• **Data entries**:
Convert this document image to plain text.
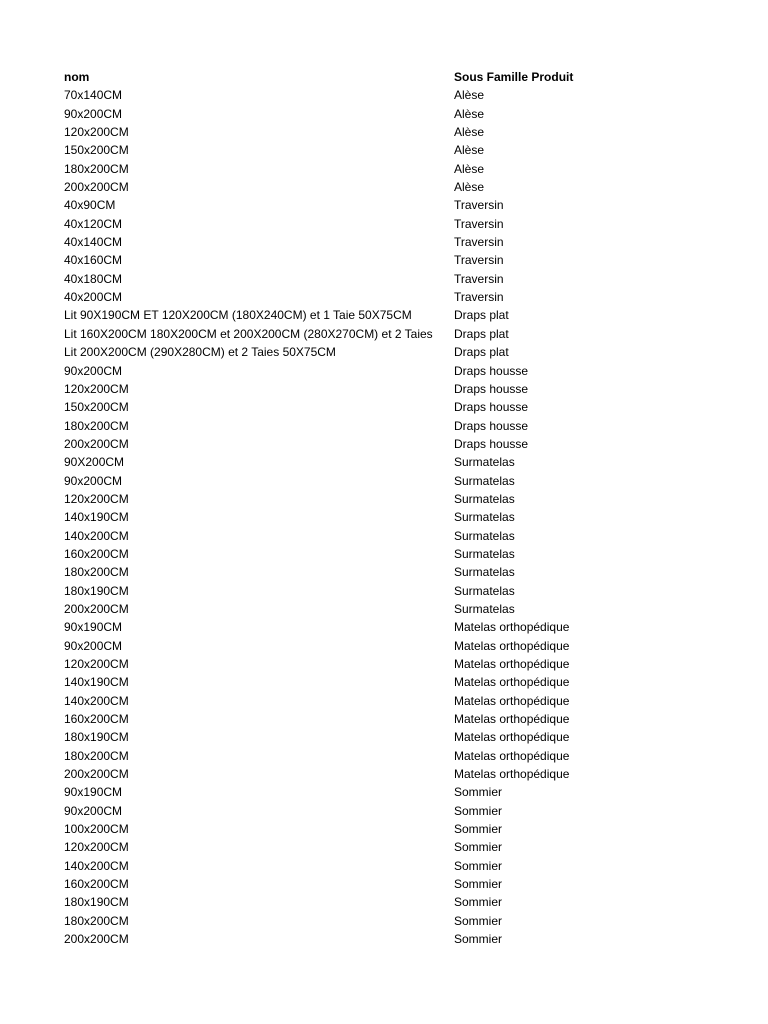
nom	Sous Famille Produit
70x140CM	Alèse
90x200CM	Alèse
120x200CM	Alèse
150x200CM	Alèse
180x200CM	Alèse
200x200CM	Alèse
40x90CM	Traversin
40x120CM	Traversin
40x140CM	Traversin
40x160CM	Traversin
40x180CM	Traversin
40x200CM	Traversin
Lit 90X190CM ET 120X200CM (180X240CM) et 1 Taie 50X75CM	Draps plat
Lit 160X200CM 180X200CM et 200X200CM (280X270CM) et 2 Taies	Draps plat
Lit 200X200CM (290X280CM) et 2 Taies 50X75CM	Draps plat
90x200CM	Draps housse
120x200CM	Draps housse
150x200CM	Draps housse
180x200CM	Draps housse
200x200CM	Draps housse
90X200CM	Surmatelas
90x200CM	Surmatelas
120x200CM	Surmatelas
140x190CM	Surmatelas
140x200CM	Surmatelas
160x200CM	Surmatelas
180x200CM	Surmatelas
180x190CM	Surmatelas
200x200CM	Surmatelas
90x190CM	Matelas orthopédique
90x200CM	Matelas orthopédique
120x200CM	Matelas orthopédique
140x190CM	Matelas orthopédique
140x200CM	Matelas orthopédique
160x200CM	Matelas orthopédique
180x190CM	Matelas orthopédique
180x200CM	Matelas orthopédique
200x200CM	Matelas orthopédique
90x190CM	Sommier
90x200CM	Sommier
100x200CM	Sommier
120x200CM	Sommier
140x200CM	Sommier
160x200CM	Sommier
180x190CM	Sommier
180x200CM	Sommier
200x200CM	Sommier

• **Your task**:
Every line of the listing that holds "plat" should be found and copied.

• **Solution to this exercise**:
Lit 90X190CM ET 120X200CM (180X240CM) et 1 Taie 50X75CM	Draps plat
Lit 160X200CM 180X200CM et 200X200CM (280X270CM) et 2 Taies	Draps plat
Lit 200X200CM (290X280CM) et 2 Taies 50X75CM	Draps plat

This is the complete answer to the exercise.